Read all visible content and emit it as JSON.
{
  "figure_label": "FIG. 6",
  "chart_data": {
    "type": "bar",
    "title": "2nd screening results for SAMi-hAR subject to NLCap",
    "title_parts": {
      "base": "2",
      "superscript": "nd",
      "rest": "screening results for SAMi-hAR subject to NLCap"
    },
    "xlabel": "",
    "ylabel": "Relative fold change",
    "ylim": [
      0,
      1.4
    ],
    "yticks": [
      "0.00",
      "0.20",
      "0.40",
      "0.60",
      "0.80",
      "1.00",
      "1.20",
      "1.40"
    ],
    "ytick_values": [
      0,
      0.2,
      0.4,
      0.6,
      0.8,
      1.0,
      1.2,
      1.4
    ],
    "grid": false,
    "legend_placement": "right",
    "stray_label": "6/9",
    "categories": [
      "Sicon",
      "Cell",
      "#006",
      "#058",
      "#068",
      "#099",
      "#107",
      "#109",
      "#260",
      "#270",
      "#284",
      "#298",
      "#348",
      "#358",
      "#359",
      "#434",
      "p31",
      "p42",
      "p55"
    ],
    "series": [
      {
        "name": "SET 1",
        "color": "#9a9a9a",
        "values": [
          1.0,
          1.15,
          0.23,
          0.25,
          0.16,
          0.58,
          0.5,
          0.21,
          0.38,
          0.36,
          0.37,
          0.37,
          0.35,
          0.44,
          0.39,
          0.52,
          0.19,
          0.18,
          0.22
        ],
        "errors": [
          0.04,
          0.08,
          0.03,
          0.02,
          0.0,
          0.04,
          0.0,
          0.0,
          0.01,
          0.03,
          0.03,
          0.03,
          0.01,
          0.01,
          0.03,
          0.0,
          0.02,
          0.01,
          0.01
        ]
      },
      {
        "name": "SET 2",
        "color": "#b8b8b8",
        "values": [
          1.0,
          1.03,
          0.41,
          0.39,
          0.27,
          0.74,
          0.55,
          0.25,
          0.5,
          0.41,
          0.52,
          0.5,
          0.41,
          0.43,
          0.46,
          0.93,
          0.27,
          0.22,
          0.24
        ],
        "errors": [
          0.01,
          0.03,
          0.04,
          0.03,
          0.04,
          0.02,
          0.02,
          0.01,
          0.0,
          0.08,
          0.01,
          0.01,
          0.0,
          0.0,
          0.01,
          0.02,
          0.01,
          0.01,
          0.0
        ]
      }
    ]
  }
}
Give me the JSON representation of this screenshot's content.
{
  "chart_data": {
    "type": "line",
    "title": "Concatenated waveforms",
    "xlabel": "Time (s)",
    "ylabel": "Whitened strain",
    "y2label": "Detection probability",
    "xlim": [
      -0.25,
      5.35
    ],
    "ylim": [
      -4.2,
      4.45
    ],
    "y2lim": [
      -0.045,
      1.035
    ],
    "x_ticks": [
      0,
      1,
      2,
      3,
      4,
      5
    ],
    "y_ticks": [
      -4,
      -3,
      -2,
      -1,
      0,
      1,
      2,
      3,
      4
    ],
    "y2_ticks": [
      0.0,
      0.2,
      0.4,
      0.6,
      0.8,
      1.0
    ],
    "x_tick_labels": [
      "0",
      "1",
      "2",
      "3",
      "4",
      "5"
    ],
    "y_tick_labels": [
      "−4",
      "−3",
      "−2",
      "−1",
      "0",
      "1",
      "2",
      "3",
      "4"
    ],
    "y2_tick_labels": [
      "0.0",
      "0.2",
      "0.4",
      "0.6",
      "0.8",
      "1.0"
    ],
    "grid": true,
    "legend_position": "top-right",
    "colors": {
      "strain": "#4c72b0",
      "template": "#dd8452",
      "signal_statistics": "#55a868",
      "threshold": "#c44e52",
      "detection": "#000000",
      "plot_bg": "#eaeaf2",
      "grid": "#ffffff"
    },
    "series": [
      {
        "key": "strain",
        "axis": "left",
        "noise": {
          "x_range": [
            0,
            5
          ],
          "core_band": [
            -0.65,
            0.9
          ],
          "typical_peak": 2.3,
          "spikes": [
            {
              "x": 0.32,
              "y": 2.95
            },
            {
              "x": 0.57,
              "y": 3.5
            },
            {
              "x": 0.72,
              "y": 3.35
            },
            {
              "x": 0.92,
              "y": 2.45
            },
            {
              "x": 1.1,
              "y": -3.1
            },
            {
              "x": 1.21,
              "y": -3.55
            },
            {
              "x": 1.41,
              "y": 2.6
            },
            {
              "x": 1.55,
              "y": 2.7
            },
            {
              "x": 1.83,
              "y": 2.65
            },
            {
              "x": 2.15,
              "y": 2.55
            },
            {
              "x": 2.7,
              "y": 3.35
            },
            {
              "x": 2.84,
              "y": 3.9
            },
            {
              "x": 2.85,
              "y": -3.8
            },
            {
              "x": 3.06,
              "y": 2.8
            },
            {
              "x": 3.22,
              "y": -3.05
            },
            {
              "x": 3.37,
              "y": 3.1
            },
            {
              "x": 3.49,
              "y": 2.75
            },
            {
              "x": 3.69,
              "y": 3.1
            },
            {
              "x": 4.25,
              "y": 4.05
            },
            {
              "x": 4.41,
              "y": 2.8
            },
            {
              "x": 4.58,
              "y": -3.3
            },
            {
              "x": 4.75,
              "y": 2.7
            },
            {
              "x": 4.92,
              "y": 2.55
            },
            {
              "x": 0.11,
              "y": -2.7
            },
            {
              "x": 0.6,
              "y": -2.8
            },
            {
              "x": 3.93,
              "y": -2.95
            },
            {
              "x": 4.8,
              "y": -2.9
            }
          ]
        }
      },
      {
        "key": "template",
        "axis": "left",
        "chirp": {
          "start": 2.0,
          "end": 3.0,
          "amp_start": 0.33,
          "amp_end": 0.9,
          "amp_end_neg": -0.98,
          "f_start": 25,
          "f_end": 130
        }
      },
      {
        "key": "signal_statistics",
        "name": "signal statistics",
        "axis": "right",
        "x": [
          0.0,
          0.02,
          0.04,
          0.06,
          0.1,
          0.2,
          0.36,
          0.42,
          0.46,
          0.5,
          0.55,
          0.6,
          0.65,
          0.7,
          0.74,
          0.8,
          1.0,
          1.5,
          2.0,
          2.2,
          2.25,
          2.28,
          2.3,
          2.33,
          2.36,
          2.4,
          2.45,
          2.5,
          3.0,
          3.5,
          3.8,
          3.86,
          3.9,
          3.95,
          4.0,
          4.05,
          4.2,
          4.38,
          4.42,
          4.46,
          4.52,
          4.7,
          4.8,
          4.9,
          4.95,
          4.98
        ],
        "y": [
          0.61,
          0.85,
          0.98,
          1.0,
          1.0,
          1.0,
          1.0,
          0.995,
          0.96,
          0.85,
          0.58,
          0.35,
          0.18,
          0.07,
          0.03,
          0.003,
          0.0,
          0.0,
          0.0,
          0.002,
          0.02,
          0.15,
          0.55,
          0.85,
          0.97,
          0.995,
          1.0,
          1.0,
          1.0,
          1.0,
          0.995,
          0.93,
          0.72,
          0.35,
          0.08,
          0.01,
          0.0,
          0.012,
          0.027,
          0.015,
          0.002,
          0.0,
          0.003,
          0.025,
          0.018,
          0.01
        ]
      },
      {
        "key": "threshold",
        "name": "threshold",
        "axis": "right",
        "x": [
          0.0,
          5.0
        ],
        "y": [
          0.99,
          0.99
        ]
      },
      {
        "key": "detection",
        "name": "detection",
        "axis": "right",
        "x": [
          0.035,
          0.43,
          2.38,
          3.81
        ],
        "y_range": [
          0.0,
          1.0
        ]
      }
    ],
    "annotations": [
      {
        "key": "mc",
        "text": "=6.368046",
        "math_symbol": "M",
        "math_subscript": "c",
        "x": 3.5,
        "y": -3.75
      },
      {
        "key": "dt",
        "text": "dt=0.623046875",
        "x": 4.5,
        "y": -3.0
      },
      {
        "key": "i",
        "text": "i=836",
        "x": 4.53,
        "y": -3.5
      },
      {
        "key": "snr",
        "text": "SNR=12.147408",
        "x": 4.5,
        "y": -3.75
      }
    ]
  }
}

# What you need to do:
Read through the data and copy every line where "content" shows up.

# Task answer:
Read all visible content and emit it as JSON.
Give me the JSON representation of this screenshot's content.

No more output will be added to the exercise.